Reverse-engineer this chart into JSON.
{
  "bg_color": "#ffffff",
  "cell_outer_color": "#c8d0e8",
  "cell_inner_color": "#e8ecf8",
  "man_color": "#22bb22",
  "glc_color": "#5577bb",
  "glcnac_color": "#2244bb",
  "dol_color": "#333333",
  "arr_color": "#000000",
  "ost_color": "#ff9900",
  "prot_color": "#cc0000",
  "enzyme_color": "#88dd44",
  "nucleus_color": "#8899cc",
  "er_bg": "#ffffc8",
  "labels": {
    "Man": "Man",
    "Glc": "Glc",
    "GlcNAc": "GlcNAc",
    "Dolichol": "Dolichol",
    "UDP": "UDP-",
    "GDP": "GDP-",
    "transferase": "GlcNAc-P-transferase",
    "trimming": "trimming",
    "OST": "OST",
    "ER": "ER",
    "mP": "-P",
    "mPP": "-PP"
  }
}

□ □ □ □

** WHAT IS BEING ASKED **
From beginning to end, the data must be duplicated exactly.

** FINISHED TASK **
Reverse-engineer this chart into JSON.
{
  "bg_color": "#ffffff",
  "cell_outer_color": "#c8d0e8",
  "cell_inner_color": "#e8ecf8",
  "man_color": "#22bb22",
  "glc_color": "#5577bb",
  "glcnac_color": "#2244bb",
  "dol_color": "#333333",
  "arr_color": "#000000",
  "ost_color": "#ff9900",
  "prot_color": "#cc0000",
  "enzyme_color": "#88dd44",
  "nucleus_color": "#8899cc",
  "er_bg": "#ffffc8",
  "labels": {
    "Man": "Man",
    "Glc": "Glc",
    "GlcNAc": "GlcNAc",
    "Dolichol": "Dolichol",
    "UDP": "UDP-",
    "GDP": "GDP-",
    "transferase": "GlcNAc-P-transferase",
    "trimming": "trimming",
    "OST": "OST",
    "ER": "ER",
    "mP": "-P",
    "mPP": "-PP"
  }
}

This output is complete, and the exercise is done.